(Problem requirements): Gather up every line from the entries below that uses the word "Obtençao".

(Material for this task):
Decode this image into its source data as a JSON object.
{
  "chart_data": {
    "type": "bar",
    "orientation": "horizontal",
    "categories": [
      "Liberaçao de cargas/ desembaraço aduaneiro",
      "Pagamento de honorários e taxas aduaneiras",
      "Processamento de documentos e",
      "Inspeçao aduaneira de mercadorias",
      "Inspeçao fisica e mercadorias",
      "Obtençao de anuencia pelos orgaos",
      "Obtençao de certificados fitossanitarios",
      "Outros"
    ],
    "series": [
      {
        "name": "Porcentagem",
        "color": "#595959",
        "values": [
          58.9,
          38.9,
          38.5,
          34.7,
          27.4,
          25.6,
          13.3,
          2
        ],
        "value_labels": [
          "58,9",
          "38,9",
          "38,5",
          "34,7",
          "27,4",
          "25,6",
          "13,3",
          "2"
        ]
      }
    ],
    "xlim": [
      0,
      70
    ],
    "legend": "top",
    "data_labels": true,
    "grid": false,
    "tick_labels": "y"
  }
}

(Final result):
      "Obtençao de anuencia pelos orgaos",
      "Obtençao de certificados fitossanitarios",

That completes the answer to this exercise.